BEGIN Listed records
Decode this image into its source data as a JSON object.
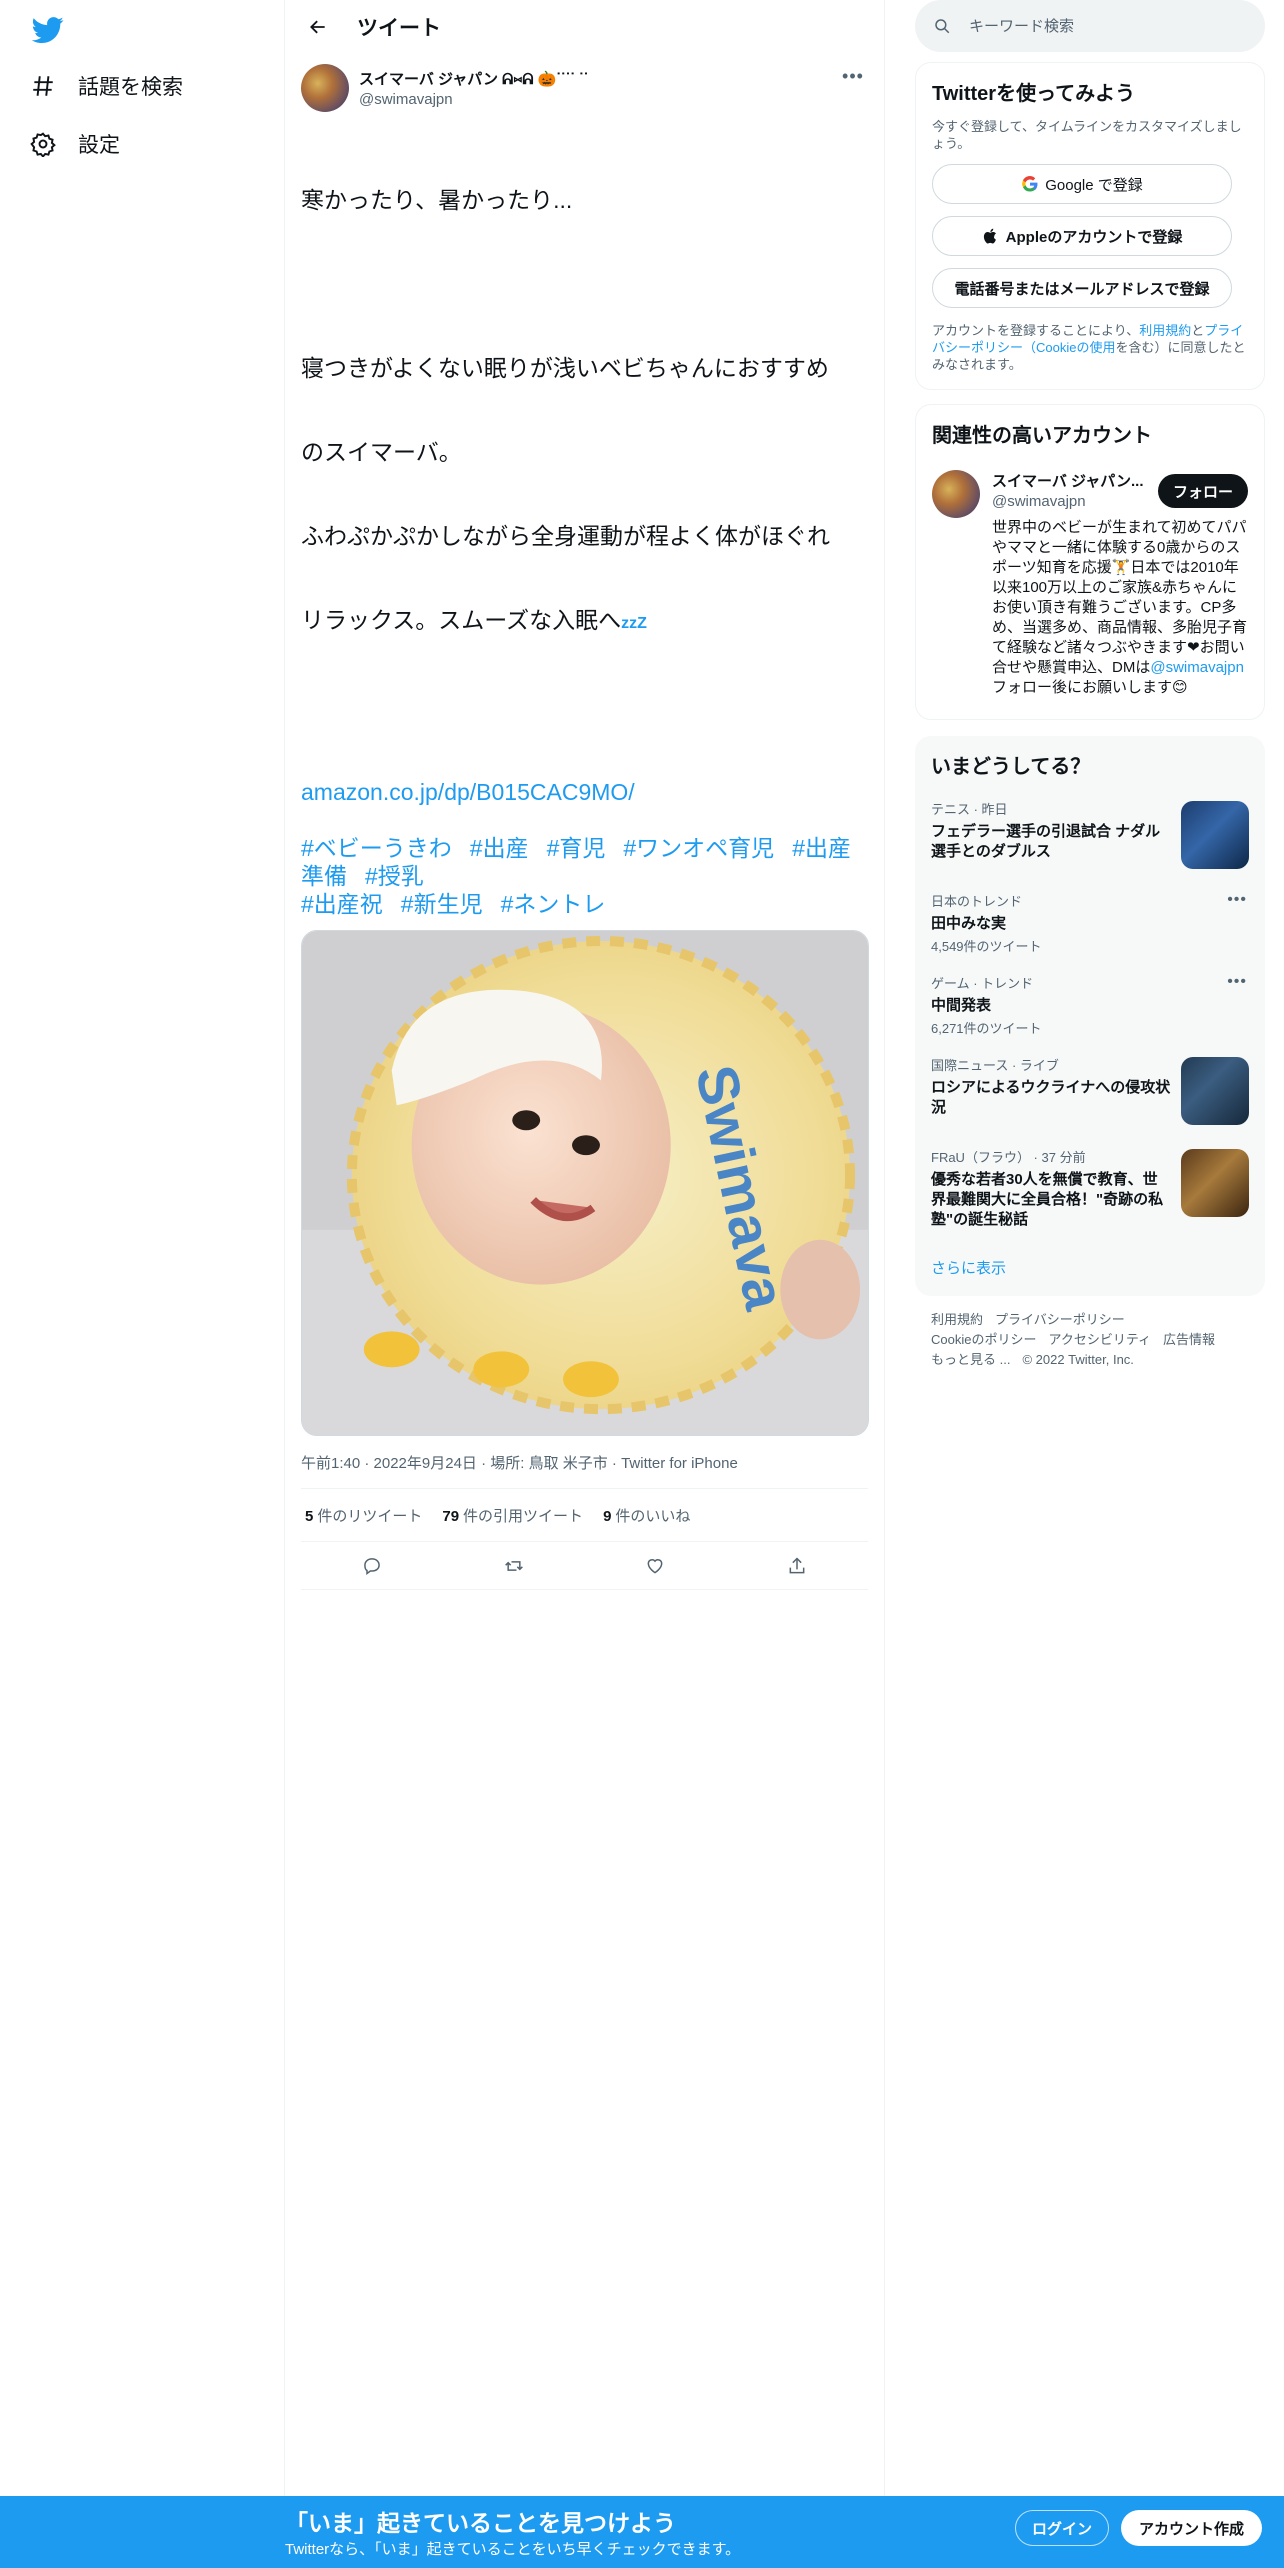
{
  "nav": {
    "logo_icon": "twitter-bird-icon",
    "items": [
      {
        "label": "話題を検索",
        "icon": "hashtag-icon"
      },
      {
        "label": "設定",
        "icon": "gear-icon"
      }
    ]
  },
  "header": {
    "title": "ツイート",
    "back_icon": "arrow-left-icon"
  },
  "tweet": {
    "author_name": "スイマーバ ジャパン ᕱ⑅ᕱ 🎃ᐝᐝᐝᐝ ᐝᐝ",
    "author_handle": "@swimavajpn",
    "text_lines": [
      "寒かったり、暑かったり...",
      "",
      "寝つきがよくない眠りが浅いベビちゃんにおすすめ",
      "のスイマーバ。",
      "ふわぷかぷかしながら全身運動が程よく体がほぐれ",
      "リラックス。スムーズな入眠へ",
      ""
    ],
    "zzz": "zzZ",
    "link": "amazon.co.jp/dp/B015CAC9MO/",
    "hashtags": [
      "#ベビーうきわ",
      "#出産",
      "#育児",
      "#ワンオペ育児",
      "#出産準備",
      "#授乳",
      "#出産祝",
      "#新生児",
      "#ネントレ"
    ],
    "media_caption": "Swimava",
    "meta": "午前1:40 · 2022年9月24日 · 場所: 鳥取 米子市 · Twitter for iPhone",
    "retweets_count": "5",
    "retweets_label": "件のリツイート",
    "quotes_count": "79",
    "quotes_label": "件の引用ツイート",
    "likes_count": "9",
    "likes_label": "件のいいね"
  },
  "search": {
    "placeholder": "キーワード検索"
  },
  "signup": {
    "title": "Twitterを使ってみよう",
    "subtitle": "今すぐ登録して、タイムラインをカスタマイズしましょう。",
    "google_label": "Google で登録",
    "apple_label": "Appleのアカウントで登録",
    "phone_label": "電話番号またはメールアドレスで登録",
    "terms_prefix": "アカウントを登録することにより、",
    "terms_link1": "利用規約",
    "terms_mid": "と",
    "terms_link2": "プライバシーポリシー（Cookieの使用",
    "terms_suffix": "を含む）に同意したとみなされます。"
  },
  "related": {
    "title": "関連性の高いアカウント",
    "name": "スイマーバ ジャパン...",
    "handle": "@swimavajpn",
    "follow_label": "フォロー",
    "bio": "世界中のベビーが生まれて初めてパパやママと一緒に体験する0歳からのスポーツ知育を応援🏋日本では2010年以来100万以上のご家族&赤ちゃんにお使い頂き有難うございます。CP多め、当選多め、商品情報、多胎児子育て経験など諸々つぶやきます❤お問い合せや懸賞申込、DMは",
    "bio_link": "@swimavajpn",
    "bio_suffix": "フォロー後にお願いします😊"
  },
  "trends": {
    "title": "いまどうしてる？",
    "items": [
      {
        "meta": "テニス · 昨日",
        "title": "フェデラー選手の引退試合 ナダル選手とのダブルス",
        "count": "",
        "has_thumb": true
      },
      {
        "meta": "日本のトレンド",
        "title": "田中みな実",
        "count": "4,549件のツイート",
        "has_thumb": false
      },
      {
        "meta": "ゲーム · トレンド",
        "title": "中間発表",
        "count": "6,271件のツイート",
        "has_thumb": false
      },
      {
        "meta": "国際ニュース · ライブ",
        "title": "ロシアによるウクライナへの侵攻状況",
        "count": "",
        "has_thumb": true
      },
      {
        "meta": "FRaU（フラウ） · 37 分前",
        "title": "優秀な若者30人を無償で教育、世界最難関大に全員合格！\"奇跡の私塾\"の誕生秘話",
        "count": "",
        "has_thumb": true
      }
    ],
    "show_more": "さらに表示"
  },
  "footer": {
    "links": [
      "利用規約",
      "プライバシーポリシー",
      "Cookieのポリシー",
      "アクセシビリティ",
      "広告情報",
      "もっと見る ...",
      "© 2022 Twitter, Inc."
    ]
  },
  "bottom_bar": {
    "title": "「いま」起きていることを見つけよう",
    "subtitle": "Twitterなら、「いま」起きていることをいち早くチェックできます。",
    "login_label": "ログイン",
    "signup_label": "アカウント作成"
  },
  "colors": {
    "brand": "#1d9bf0",
    "text": "#0f1419",
    "secondary": "#536471"
  }
}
END Listed records
Task brief ->
Filter the entries down to the lines with the word "プライバシーポリシー" in them.

Answer ->
    "terms_link2": "プライバシーポリシー（Cookieの使用",
      "プライバシーポリシー",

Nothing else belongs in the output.